## BEGIN

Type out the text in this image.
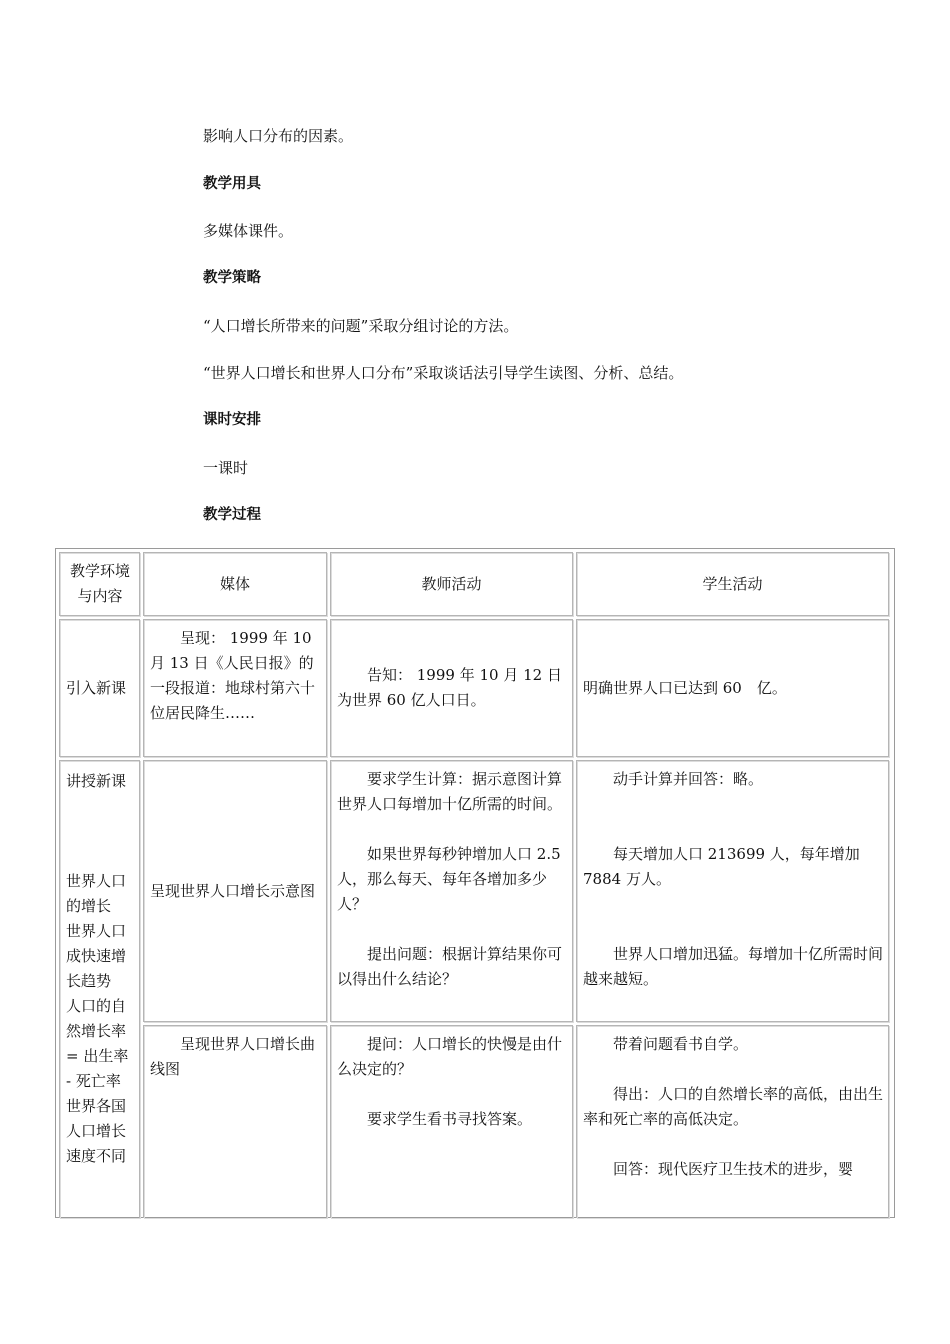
影响人口分布的因素。
教学用具
多媒体课件。
教学策略
“人口增长所带来的问题”采取分组讨论的方法。
“世界人口增长和世界人口分布”采取谈话法引导学生读图、分析、总结。
课时安排
一课时
教学过程
教学环境与内容
媒体	教师活动	学生活动
引入新课

呈现： 1999 年 10 月 13 日《人民日报》的一段报道：地球村第六十位居民降生……

告知： 1999 年 10 月 12 日为世界 60 亿人口日。

明确世界人口已达到 60　亿。

讲授新课

世界人口

的增长

世界人口

成快速增

长趋势

人口的自

然增长率

= 出生率

- 死亡率

世界各国

人口增长

速度不同

呈现世界人口增长示意图

要求学生计算：据示意图计算世界人口每增加十亿所需的时间。

如果世界每秒钟增加人口 2.5 人，那么每天、每年各增加多少人？

提出问题：根据计算结果你可以得出什么结论？

动手计算并回答：略。

每天增加人口 213699 人，每年增加 7884 万人。

世界人口增加迅猛。每增加十亿所需时间越来越短。

呈现世界人口增长曲线图

提问：人口增长的快慢是由什么决定的？

要求学生看书寻找答案。

带着问题看书自学。

得出：人口的自然增长率的高低，由出生率和死亡率的高低决定。

回答：现代医疗卫生技术的进步，婴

## END

Instructions to follow
Retype every entry verbatim and exclude the pictures from the copy.

Task response
Type out the text in this image.
影响人口分布的因素。
教学用具
多媒体课件。
教学策略
“人口增长所带来的问题”采取分组讨论的方法。
“世界人口增长和世界人口分布”采取谈话法引导学生读图、分析、总结。
课时安排
一课时
教学过程
教学环境与内容
媒体	教师活动	学生活动
引入新课

呈现： 1999 年 10 月 13 日《人民日报》的一段报道：地球村第六十位居民降生……

告知： 1999 年 10 月 12 日为世界 60 亿人口日。

明确世界人口已达到 60　亿。

讲授新课

世界人口

的增长

世界人口

成快速增

长趋势

人口的自

然增长率

= 出生率

- 死亡率

世界各国

人口增长

速度不同

呈现世界人口增长示意图

要求学生计算：据示意图计算世界人口每增加十亿所需的时间。

如果世界每秒钟增加人口 2.5 人，那么每天、每年各增加多少人？

提出问题：根据计算结果你可以得出什么结论？

动手计算并回答：略。

每天增加人口 213699 人，每年增加 7884 万人。

世界人口增加迅猛。每增加十亿所需时间越来越短。

呈现世界人口增长曲线图

提问：人口增长的快慢是由什么决定的？

要求学生看书寻找答案。

带着问题看书自学。

得出：人口的自然增长率的高低，由出生率和死亡率的高低决定。

回答：现代医疗卫生技术的进步，婴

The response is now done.